## WHAT NEEDS TO BE DONE
Render the rows below as a numbered list that skips blank lines and omits the pictures.

───── MATERIAL PROVIDED ─────

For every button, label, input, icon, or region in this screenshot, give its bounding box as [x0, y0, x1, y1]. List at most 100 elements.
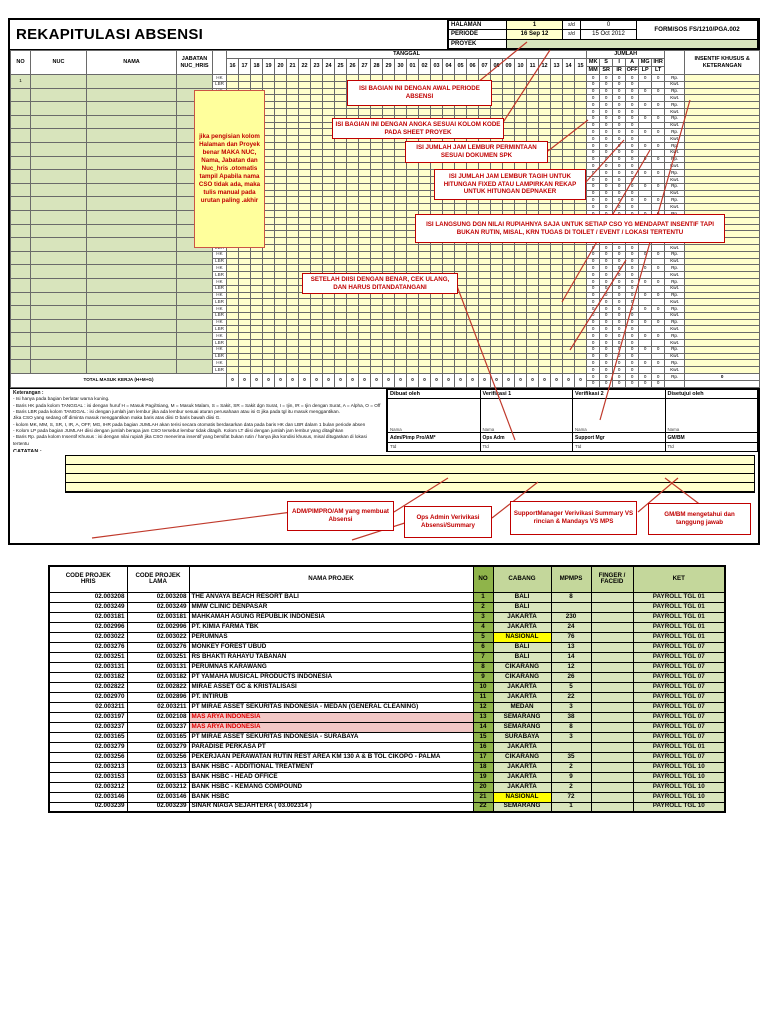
date-cell	[322, 257, 335, 266]
code-lama-cell: 02.003256	[126, 751, 190, 763]
date-cell	[550, 277, 563, 286]
date-cell	[370, 237, 383, 245]
ket-cell: PAYROLL TGL 01	[632, 611, 726, 623]
jumlah-cell: 0	[625, 366, 640, 375]
date-cell	[490, 271, 503, 279]
jumlah-cell: 0	[625, 345, 640, 354]
project-no-cell: 22	[472, 801, 494, 813]
date-cell	[298, 141, 311, 150]
project-row: 02.002822 02.002822 MIRAE ASSET GC & KRI…	[48, 681, 726, 693]
date-cell	[286, 230, 299, 239]
date-cell	[286, 74, 299, 82]
date-cell	[262, 257, 275, 266]
date-cell	[298, 257, 311, 266]
date-cell	[310, 74, 323, 82]
date-cell	[250, 318, 263, 327]
date-cell	[490, 366, 503, 375]
nama-cell	[86, 155, 177, 171]
date-cell	[406, 311, 419, 320]
date-cell	[286, 155, 299, 164]
date-cell	[514, 359, 527, 368]
date-cell	[310, 175, 323, 184]
nuc-cell	[30, 332, 87, 347]
date-cell	[382, 345, 395, 354]
project-no-cell: 11	[472, 691, 494, 703]
total-date-cell: 0	[394, 373, 407, 388]
date-cell	[322, 318, 335, 327]
date-cell	[538, 87, 551, 96]
date-cell	[310, 107, 323, 116]
jumlah-cell: 0	[599, 318, 614, 327]
date-cell	[226, 305, 239, 313]
date-cell	[358, 175, 371, 184]
date-cell	[382, 169, 395, 177]
jumlah-cell: 0	[625, 339, 640, 347]
date-cell	[550, 271, 563, 279]
date-cell	[310, 155, 323, 164]
date-cell	[298, 175, 311, 184]
date-cell	[490, 345, 503, 354]
date-cell	[226, 291, 239, 300]
project-no-cell: 14	[472, 721, 494, 733]
date-cell	[226, 271, 239, 279]
no-cell	[10, 318, 31, 334]
date-cell	[478, 332, 491, 341]
date-cell	[514, 74, 527, 82]
cabang-cell: NASIONAL	[492, 631, 552, 643]
date-cell	[298, 230, 311, 239]
date-cell	[334, 169, 347, 177]
date-cell	[454, 305, 467, 313]
insentif-cell	[684, 243, 761, 252]
date-cell	[478, 345, 491, 354]
date-cell	[454, 264, 467, 273]
date-cell	[514, 291, 527, 300]
date-cell	[286, 284, 299, 293]
jabatan-cell	[176, 332, 213, 347]
jumlah-cell: 0	[586, 291, 601, 300]
code-hris-cell: 02.002996	[48, 621, 128, 633]
date-cell	[442, 339, 455, 347]
date-column-header: 25	[334, 58, 347, 75]
nama-cell	[86, 223, 177, 239]
date-cell	[274, 345, 287, 354]
date-cell	[334, 74, 347, 82]
jumlah-cell: 0	[638, 182, 653, 191]
date-cell	[442, 359, 455, 368]
jumlah-cell: 0	[651, 74, 666, 82]
date-cell	[274, 311, 287, 320]
date-cell	[406, 359, 419, 368]
date-cell	[573, 107, 588, 116]
date-cell	[538, 284, 551, 293]
row-label-hk: HK	[212, 318, 227, 327]
project-no-cell: 8	[472, 661, 494, 673]
date-cell	[346, 107, 359, 116]
date-cell	[274, 257, 287, 266]
date-cell	[274, 264, 287, 273]
ket-cell: PAYROLL TGL 10	[632, 781, 726, 793]
date-cell	[358, 257, 371, 266]
mpmps-cell: 5	[550, 681, 592, 693]
project-name-cell: BANK HSBC	[188, 791, 474, 803]
date-cell	[514, 298, 527, 307]
rp-label: Rp.	[664, 74, 686, 82]
date-cell	[238, 366, 251, 375]
date-cell	[334, 339, 347, 347]
date-cell	[334, 141, 347, 150]
date-cell	[394, 237, 407, 245]
date-cell	[322, 298, 335, 307]
date-cell	[562, 250, 575, 259]
date-cell	[310, 298, 323, 307]
catatan-section	[10, 452, 758, 496]
row-label-lbr: LBR	[212, 298, 227, 307]
jumlah-cell: 0	[599, 169, 614, 177]
date-cell	[346, 237, 359, 245]
cabang-cell: CIKARANG	[492, 671, 552, 683]
total-date-cell: 0	[502, 373, 515, 388]
jumlah-cell: 0	[586, 366, 601, 375]
date-cell	[550, 203, 563, 211]
jumlah-cell: 0	[651, 291, 666, 300]
jumlah-cell: 0	[599, 189, 614, 198]
date-cell	[562, 332, 575, 341]
date-cell	[550, 148, 563, 157]
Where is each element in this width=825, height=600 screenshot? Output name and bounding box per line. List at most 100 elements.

─────

## FINAL ANSWER
1. For every button, label, input, icon, or region in this screenshot, give its bounding box as [x0, y0, x1, y1]. List at most 100 elements.
2. date-cell	[322, 257, 335, 266]
3. code-lama-cell: 02.003256	[126, 751, 190, 763]
4. date-cell	[550, 277, 563, 286]
5. date-cell	[370, 237, 383, 245]
6. ket-cell: PAYROLL TGL 01	[632, 611, 726, 623]
7. jumlah-cell: 0	[625, 366, 640, 375]
8. date-cell	[490, 271, 503, 279]
9. jumlah-cell: 0	[625, 345, 640, 354]
10. project-no-cell: 22	[472, 801, 494, 813]
11. date-cell	[298, 141, 311, 150]
12. project-row: 02.002822 02.002822 MIRAE ASSET GC & KRI…	[48, 681, 726, 693]
13. date-cell	[286, 230, 299, 239]
14. date-cell	[286, 74, 299, 82]
15. date-cell	[262, 257, 275, 266]
16. date-cell	[298, 257, 311, 266]
17. date-cell	[310, 74, 323, 82]
18. date-cell	[250, 318, 263, 327]
19. date-cell	[490, 366, 503, 375]
20. nama-cell	[86, 155, 177, 171]
21. date-cell	[406, 311, 419, 320]
22. date-cell	[286, 155, 299, 164]
23. date-cell	[514, 359, 527, 368]
24. date-cell	[310, 175, 323, 184]
25. nuc-cell	[30, 332, 87, 347]
26. date-cell	[382, 345, 395, 354]
27. project-no-cell: 11	[472, 691, 494, 703]
28. total-date-cell: 0	[394, 373, 407, 388]
29. date-cell	[322, 318, 335, 327]
30. date-cell	[538, 87, 551, 96]
31. date-cell	[310, 107, 323, 116]
32. jumlah-cell: 0	[599, 318, 614, 327]
33. date-cell	[226, 305, 239, 313]
34. date-cell	[358, 175, 371, 184]
35. date-cell	[382, 169, 395, 177]
36. jumlah-cell: 0	[625, 339, 640, 347]
37. date-cell	[550, 271, 563, 279]
38. date-cell	[310, 155, 323, 164]
39. date-cell	[298, 175, 311, 184]
40. date-cell	[490, 345, 503, 354]
41. date-cell	[226, 291, 239, 300]
42. project-no-cell: 14	[472, 721, 494, 733]
43. date-cell	[226, 271, 239, 279]
44. no-cell	[10, 318, 31, 334]
45. date-cell	[478, 332, 491, 341]
46. date-cell	[514, 74, 527, 82]
47. cabang-cell: NASIONAL	[492, 631, 552, 643]
48. date-cell	[298, 230, 311, 239]
49. date-cell	[334, 169, 347, 177]
50. date-cell	[454, 305, 467, 313]
51. insentif-cell	[684, 243, 761, 252]
52. date-cell	[478, 345, 491, 354]
53. date-cell	[454, 264, 467, 273]
54. date-cell	[514, 291, 527, 300]
55. date-cell	[286, 284, 299, 293]
56. jabatan-cell	[176, 332, 213, 347]
57. jumlah-cell: 0	[586, 291, 601, 300]
58. code-hris-cell: 02.002996	[48, 621, 128, 633]
59. date-cell	[442, 339, 455, 347]
60. date-column-header: 25	[334, 58, 347, 75]
61. nama-cell	[86, 223, 177, 239]
62. date-cell	[274, 345, 287, 354]
63. date-cell	[334, 74, 347, 82]
64. jumlah-cell: 0	[638, 182, 653, 191]
65. date-cell	[442, 359, 455, 368]
66. jumlah-cell: 0	[651, 74, 666, 82]
67. date-cell	[274, 311, 287, 320]
68. date-cell	[406, 359, 419, 368]
69. date-cell	[573, 107, 588, 116]
70. date-cell	[538, 284, 551, 293]
71. row-label-hk: HK	[212, 318, 227, 327]
72. project-no-cell: 8	[472, 661, 494, 673]
73. date-cell	[346, 107, 359, 116]
74. date-cell	[274, 257, 287, 266]
75. date-cell	[274, 264, 287, 273]
76. ket-cell: PAYROLL TGL 10	[632, 781, 726, 793]
77. date-cell	[358, 257, 371, 266]
78. mpmps-cell: 5	[550, 681, 592, 693]
79. project-name-cell: BANK HSBC	[188, 791, 474, 803]
80. date-cell	[514, 298, 527, 307]
81. rp-label: Rp.	[664, 74, 686, 82]
82. date-cell	[238, 366, 251, 375]
83. date-cell	[334, 339, 347, 347]
84. date-cell	[334, 141, 347, 150]
85. date-cell	[394, 237, 407, 245]
86. date-cell	[322, 298, 335, 307]
87. date-cell	[562, 250, 575, 259]
88. date-cell	[310, 298, 323, 307]
89. catatan-section	[10, 452, 758, 496]
90. row-label-lbr: LBR	[212, 298, 227, 307]
91. jumlah-cell: 0	[599, 169, 614, 177]
92. date-cell	[346, 237, 359, 245]
93. cabang-cell: CIKARANG	[492, 671, 552, 683]
94. total-date-cell: 0	[502, 373, 515, 388]
95. jumlah-cell: 0	[586, 366, 601, 375]
96. date-cell	[550, 203, 563, 211]
97. jumlah-cell: 0	[651, 291, 666, 300]
98. jumlah-cell: 0	[599, 189, 614, 198]
99. date-cell	[562, 332, 575, 341]
100. date-cell	[550, 148, 563, 157]
101. Where is each element in this width=825, height=600 screenshot? Output name and bounding box per line. List at most 100 elements.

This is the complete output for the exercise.